**What the task requires:** Do not include the pictures; repeat the rest of the data exactly.

--- START ---

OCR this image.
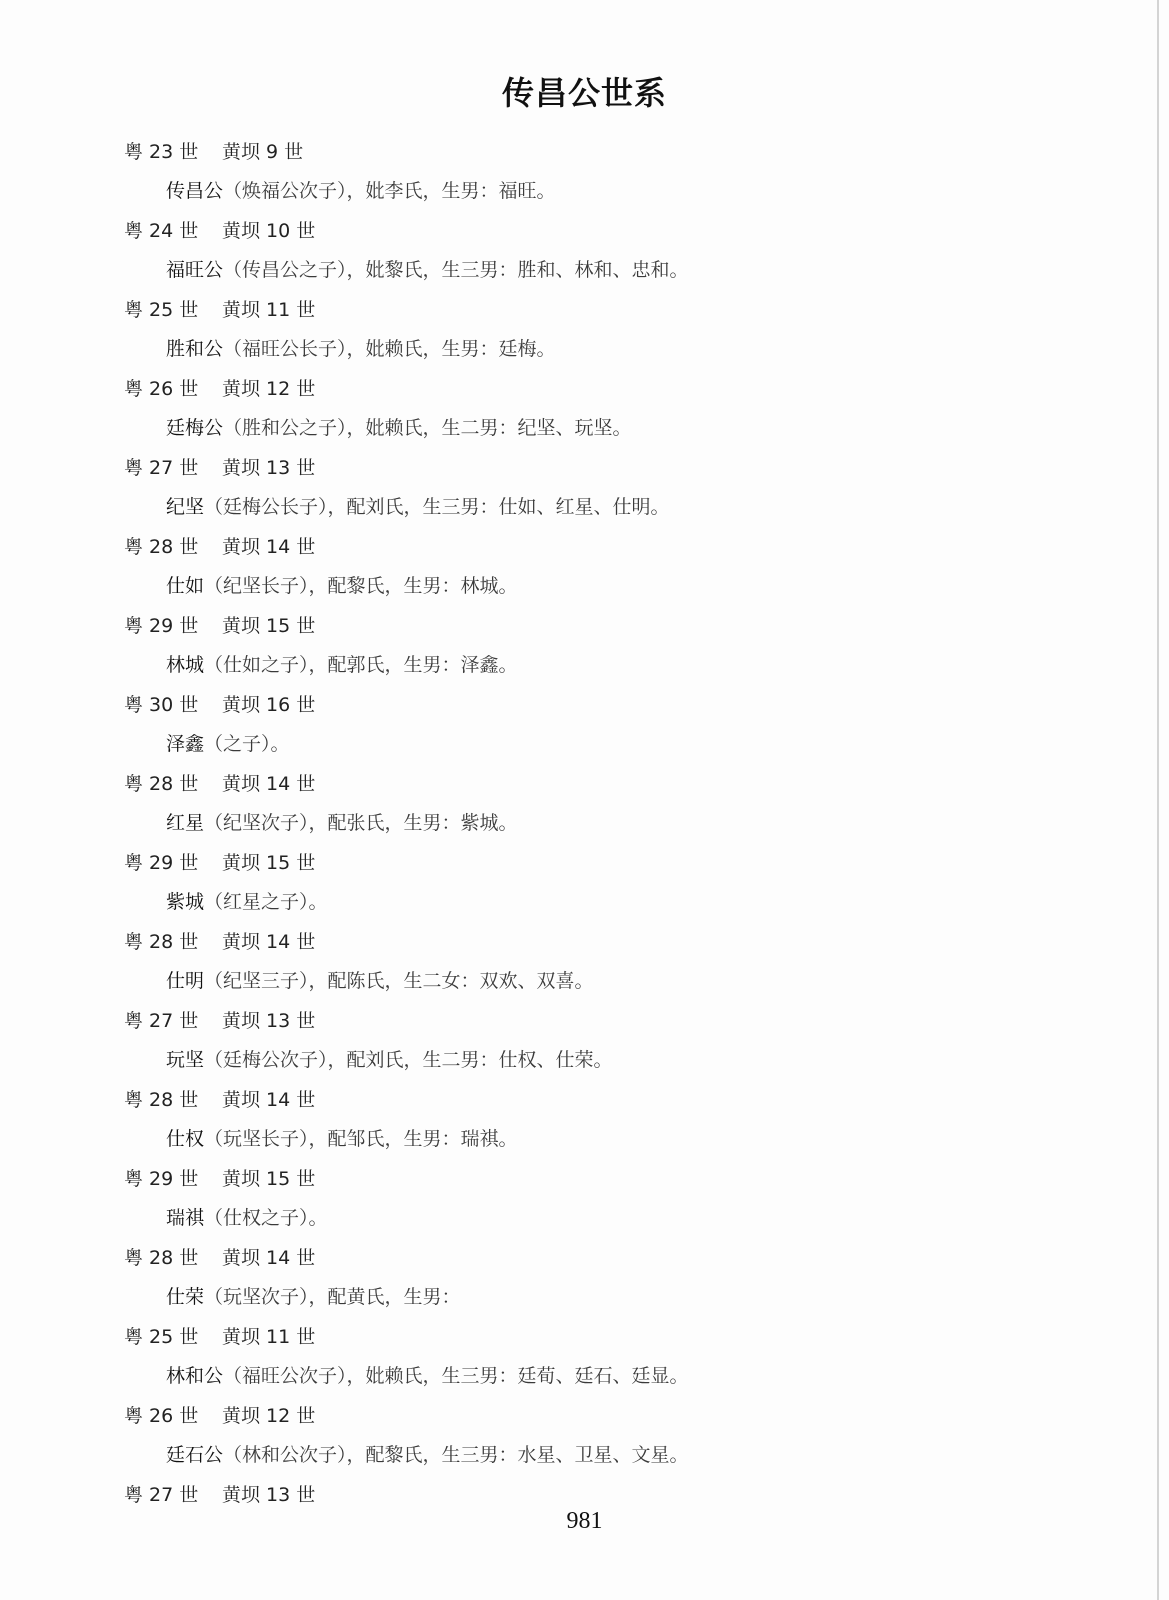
传昌公世系
粤 23 世 黄坝 9 世
传昌公（焕福公次子），妣李氏，生男：福旺。
粤 24 世 黄坝 10 世
福旺公（传昌公之子），妣黎氏，生三男：胜和、林和、忠和。
粤 25 世 黄坝 11 世
胜和公（福旺公长子），妣赖氏，生男：廷梅。
粤 26 世 黄坝 12 世
廷梅公（胜和公之子），妣赖氏，生二男：纪坚、玩坚。
粤 27 世 黄坝 13 世
纪坚（廷梅公长子），配刘氏，生三男：仕如、红星、仕明。
粤 28 世 黄坝 14 世
仕如（纪坚长子），配黎氏，生男：林城。
粤 29 世 黄坝 15 世
林城（仕如之子），配郭氏，生男：泽鑫。
粤 30 世 黄坝 16 世
泽鑫（之子）。
粤 28 世 黄坝 14 世
红星（纪坚次子），配张氏，生男：紫城。
粤 29 世 黄坝 15 世
紫城（红星之子）。
粤 28 世 黄坝 14 世
仕明（纪坚三子），配陈氏，生二女：双欢、双喜。
粤 27 世 黄坝 13 世
玩坚（廷梅公次子），配刘氏，生二男：仕权、仕荣。
粤 28 世 黄坝 14 世
仕权（玩坚长子），配邹氏，生男：瑞祺。
粤 29 世 黄坝 15 世
瑞祺（仕权之子）。
粤 28 世 黄坝 14 世
仕荣（玩坚次子），配黄氏，生男：
粤 25 世 黄坝 11 世
林和公（福旺公次子），妣赖氏，生三男：廷荀、廷石、廷显。
粤 26 世 黄坝 12 世
廷石公（林和公次子），配黎氏，生三男：水星、卫星、文星。
粤 27 世 黄坝 13 世
981
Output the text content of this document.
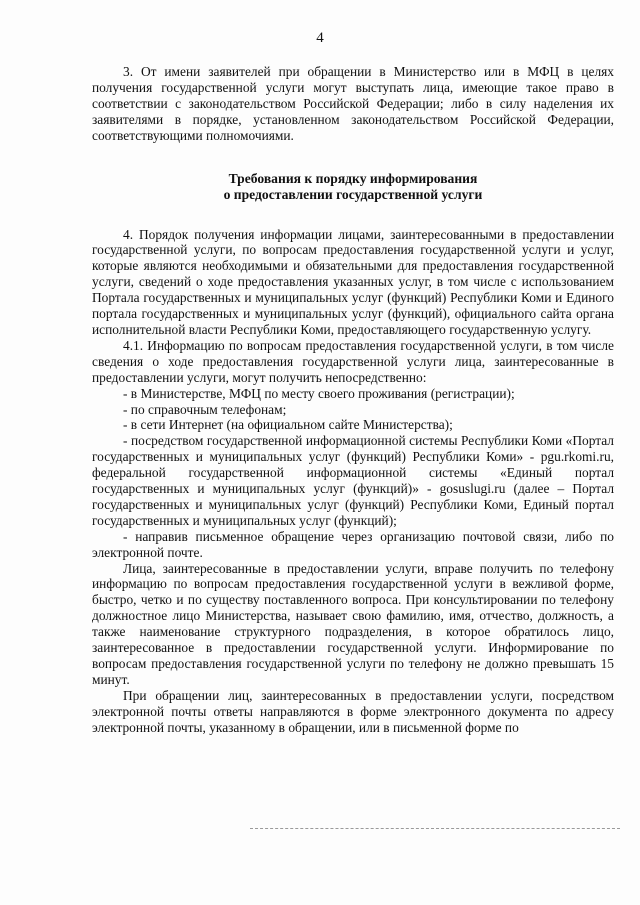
4

3. От имени заявителей при обращении в Министерство или в МФЦ в целях получения государственной услуги могут выступать лица, имеющие такое право в соответствии с законодательством Российской Федерации; либо в силу наделения их заявителями в порядке, установленном законодательством Российской Федерации, соответствующими полномочиями.

Требования к порядку информирования
о предоставлении государственной услуги

4. Порядок получения информации лицами, заинтересованными в предоставлении государственной услуги, по вопросам предоставления государственной услуги и услуг, которые являются необходимыми и обязательными для предоставления государственной услуги, сведений о ходе предоставления указанных услуг, в том числе с использованием Портала государственных и муниципальных услуг (функций) Республики Коми и Единого портала государственных и муниципальных услуг (функций), официального сайта органа исполнительной власти Республики Коми, предоставляющего государственную услугу.

4.1. Информацию по вопросам предоставления государственной услуги, в том числе сведения о ходе предоставления государственной услуги лица, заинтересованные в предоставлении услуги, могут получить непосредственно:

- в Министерстве, МФЦ по месту своего проживания (регистрации);

- по справочным телефонам;

- в сети Интернет (на официальном сайте Министерства);

- посредством государственной информационной системы Республики Коми «Портал государственных и муниципальных услуг (функций) Республики Коми» - pgu.rkomi.ru, федеральной государственной информационной системы «Единый портал государственных и муниципальных услуг (функций)» - gosuslugi.ru (далее – Портал государственных и муниципальных услуг (функций) Республики Коми, Единый портал государственных и муниципальных услуг (функций);

- направив письменное обращение через организацию почтовой связи, либо по электронной почте.

Лица, заинтересованные в предоставлении услуги, вправе получить по телефону информацию по вопросам предоставления государственной услуги в вежливой форме, быстро, четко и по существу поставленного вопроса. При консультировании по телефону должностное лицо Министерства, называет свою фамилию, имя, отчество, должность, а также наименование структурного подразделения, в которое обратилось лицо, заинтересованное в предоставлении государственной услуги. Информирование по вопросам предоставления государственной услуги по телефону не должно превышать 15 минут.

При обращении лиц, заинтересованных в предоставлении услуги, посредством электронной почты ответы направляются в форме электронного документа по адресу электронной почты, указанному в обращении, или в письменной форме по
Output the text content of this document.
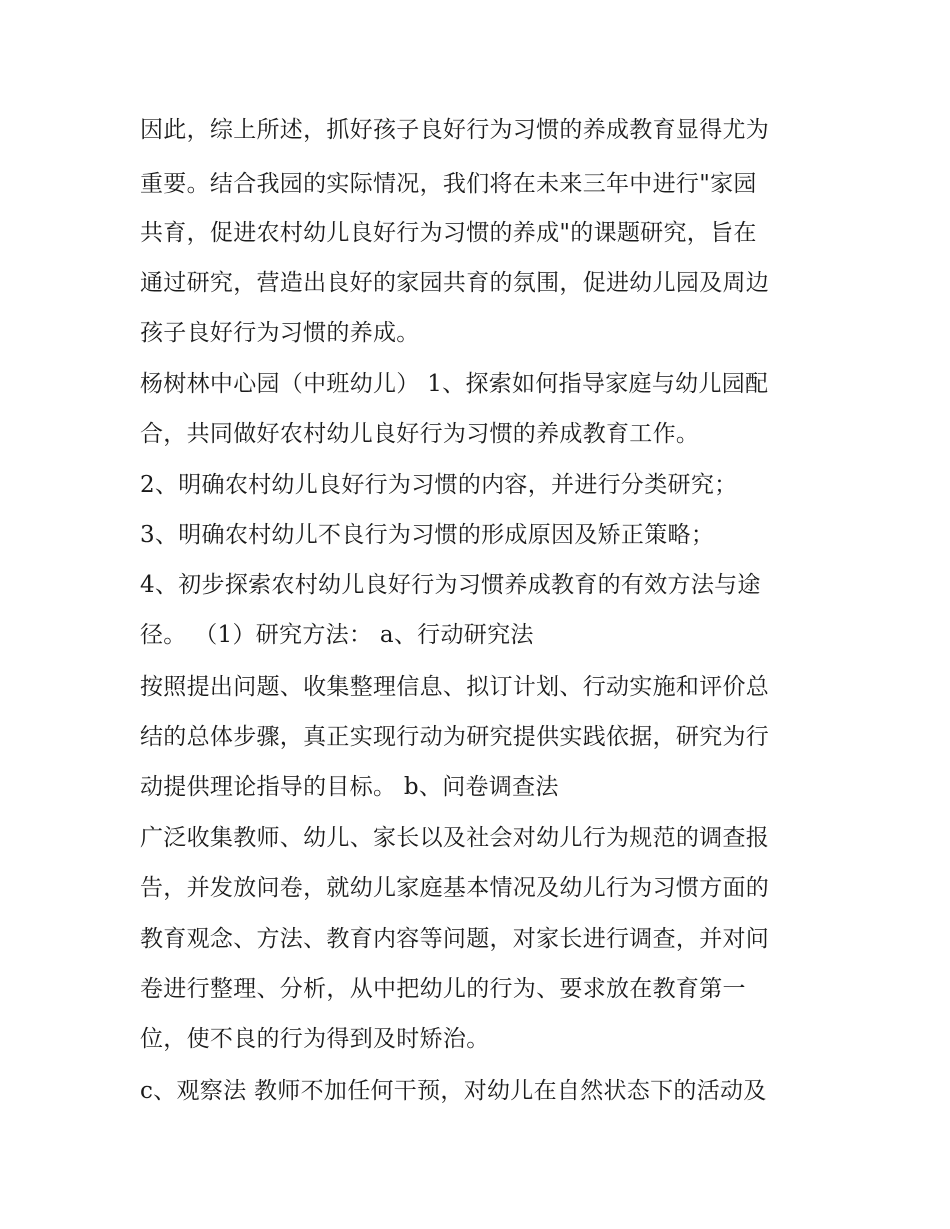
因此，综上所述，抓好孩子良好行为习惯的养成教育显得尤为
重要。结合我园的实际情况，我们将在未来三年中进行"家园
共育，促进农村幼儿良好行为习惯的养成"的课题研究，旨在
通过研究，营造出良好的家园共育的氛围，促进幼儿园及周边
孩子良好行为习惯的养成。
杨树林中心园（中班幼儿） 1、探索如何指导家庭与幼儿园配
合，共同做好农村幼儿良好行为习惯的养成教育工作。
2、明确农村幼儿良好行为习惯的内容，并进行分类研究；
3、明确农村幼儿不良行为习惯的形成原因及矫正策略；
4、初步探索农村幼儿良好行为习惯养成教育的有效方法与途
径。 （1）研究方法： a、行动研究法
按照提出问题、收集整理信息、拟订计划、行动实施和评价总
结的总体步骤，真正实现行动为研究提供实践依据，研究为行
动提供理论指导的目标。 b、问卷调查法
广泛收集教师、幼儿、家长以及社会对幼儿行为规范的调查报
告，并发放问卷，就幼儿家庭基本情况及幼儿行为习惯方面的
教育观念、方法、教育内容等问题，对家长进行调查，并对问
卷进行整理、分析，从中把幼儿的行为、要求放在教育第一
位，使不良的行为得到及时矫治。
c、观察法 教师不加任何干预，对幼儿在自然状态下的活动及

--- END ---

**Solved problem:**
OCR this image.
传昌公世系
粤 23 世 黄坝 9 世
传昌公（焕福公次子），妣李氏，生男：福旺。
粤 24 世 黄坝 10 世
福旺公（传昌公之子），妣黎氏，生三男：胜和、林和、忠和。
粤 25 世 黄坝 11 世
胜和公（福旺公长子），妣赖氏，生男：廷梅。
粤 26 世 黄坝 12 世
廷梅公（胜和公之子），妣赖氏，生二男：纪坚、玩坚。
粤 27 世 黄坝 13 世
纪坚（廷梅公长子），配刘氏，生三男：仕如、红星、仕明。
粤 28 世 黄坝 14 世
仕如（纪坚长子），配黎氏，生男：林城。
粤 29 世 黄坝 15 世
林城（仕如之子），配郭氏，生男：泽鑫。
粤 30 世 黄坝 16 世
泽鑫（之子）。
粤 28 世 黄坝 14 世
红星（纪坚次子），配张氏，生男：紫城。
粤 29 世 黄坝 15 世
紫城（红星之子）。
粤 28 世 黄坝 14 世
仕明（纪坚三子），配陈氏，生二女：双欢、双喜。
粤 27 世 黄坝 13 世
玩坚（廷梅公次子），配刘氏，生二男：仕权、仕荣。
粤 28 世 黄坝 14 世
仕权（玩坚长子），配邹氏，生男：瑞祺。
粤 29 世 黄坝 15 世
瑞祺（仕权之子）。
粤 28 世 黄坝 14 世
仕荣（玩坚次子），配黄氏，生男：
粤 25 世 黄坝 11 世
林和公（福旺公次子），妣赖氏，生三男：廷荀、廷石、廷显。
粤 26 世 黄坝 12 世
廷石公（林和公次子），配黎氏，生三男：水星、卫星、文星。
粤 27 世 黄坝 13 世
981
Output the text content of this document.
4

3. От имени заявителей при обращении в Министерство или в МФЦ в целях получения государственной услуги могут выступать лица, имеющие такое право в соответствии с законодательством Российской Федерации; либо в силу наделения их заявителями в порядке, установленном законодательством Российской Федерации, соответствующими полномочиями.

Требования к порядку информирования
о предоставлении государственной услуги

4. Порядок получения информации лицами, заинтересованными в предоставлении государственной услуги, по вопросам предоставления государственной услуги и услуг, которые являются необходимыми и обязательными для предоставления государственной услуги, сведений о ходе предоставления указанных услуг, в том числе с использованием Портала государственных и муниципальных услуг (функций) Республики Коми и Единого портала государственных и муниципальных услуг (функций), официального сайта органа исполнительной власти Республики Коми, предоставляющего государственную услугу.

4.1. Информацию по вопросам предоставления государственной услуги, в том числе сведения о ходе предоставления государственной услуги лица, заинтересованные в предоставлении услуги, могут получить непосредственно:

- в Министерстве, МФЦ по месту своего проживания (регистрации);

- по справочным телефонам;

- в сети Интернет (на официальном сайте Министерства);

- посредством государственной информационной системы Республики Коми «Портал государственных и муниципальных услуг (функций) Республики Коми» - pgu.rkomi.ru, федеральной государственной информационной системы «Единый портал государственных и муниципальных услуг (функций)» - gosuslugi.ru (далее – Портал государственных и муниципальных услуг (функций) Республики Коми, Единый портал государственных и муниципальных услуг (функций);

- направив письменное обращение через организацию почтовой связи, либо по электронной почте.

Лица, заинтересованные в предоставлении услуги, вправе получить по телефону информацию по вопросам предоставления государственной услуги в вежливой форме, быстро, четко и по существу поставленного вопроса. При консультировании по телефону должностное лицо Министерства, называет свою фамилию, имя, отчество, должность, а также наименование структурного подразделения, в которое обратилось лицо, заинтересованное в предоставлении государственной услуги. Информирование по вопросам предоставления государственной услуги по телефону не должно превышать 15 минут.

При обращении лиц, заинтересованных в предоставлении услуги, посредством электронной почты ответы направляются в форме электронного документа по адресу электронной почты, указанному в обращении, или в письменной форме по
Output the text content of this document.
因此，综上所述，抓好孩子良好行为习惯的养成教育显得尤为
重要。结合我园的实际情况，我们将在未来三年中进行"家园
共育，促进农村幼儿良好行为习惯的养成"的课题研究，旨在
通过研究，营造出良好的家园共育的氛围，促进幼儿园及周边
孩子良好行为习惯的养成。
杨树林中心园（中班幼儿） 1、探索如何指导家庭与幼儿园配
合，共同做好农村幼儿良好行为习惯的养成教育工作。
2、明确农村幼儿良好行为习惯的内容，并进行分类研究；
3、明确农村幼儿不良行为习惯的形成原因及矫正策略；
4、初步探索农村幼儿良好行为习惯养成教育的有效方法与途
径。 （1）研究方法： a、行动研究法
按照提出问题、收集整理信息、拟订计划、行动实施和评价总
结的总体步骤，真正实现行动为研究提供实践依据，研究为行
动提供理论指导的目标。 b、问卷调查法
广泛收集教师、幼儿、家长以及社会对幼儿行为规范的调查报
告，并发放问卷，就幼儿家庭基本情况及幼儿行为习惯方面的
教育观念、方法、教育内容等问题，对家长进行调查，并对问
卷进行整理、分析，从中把幼儿的行为、要求放在教育第一
位，使不良的行为得到及时矫治。
c、观察法 教师不加任何干预，对幼儿在自然状态下的活动及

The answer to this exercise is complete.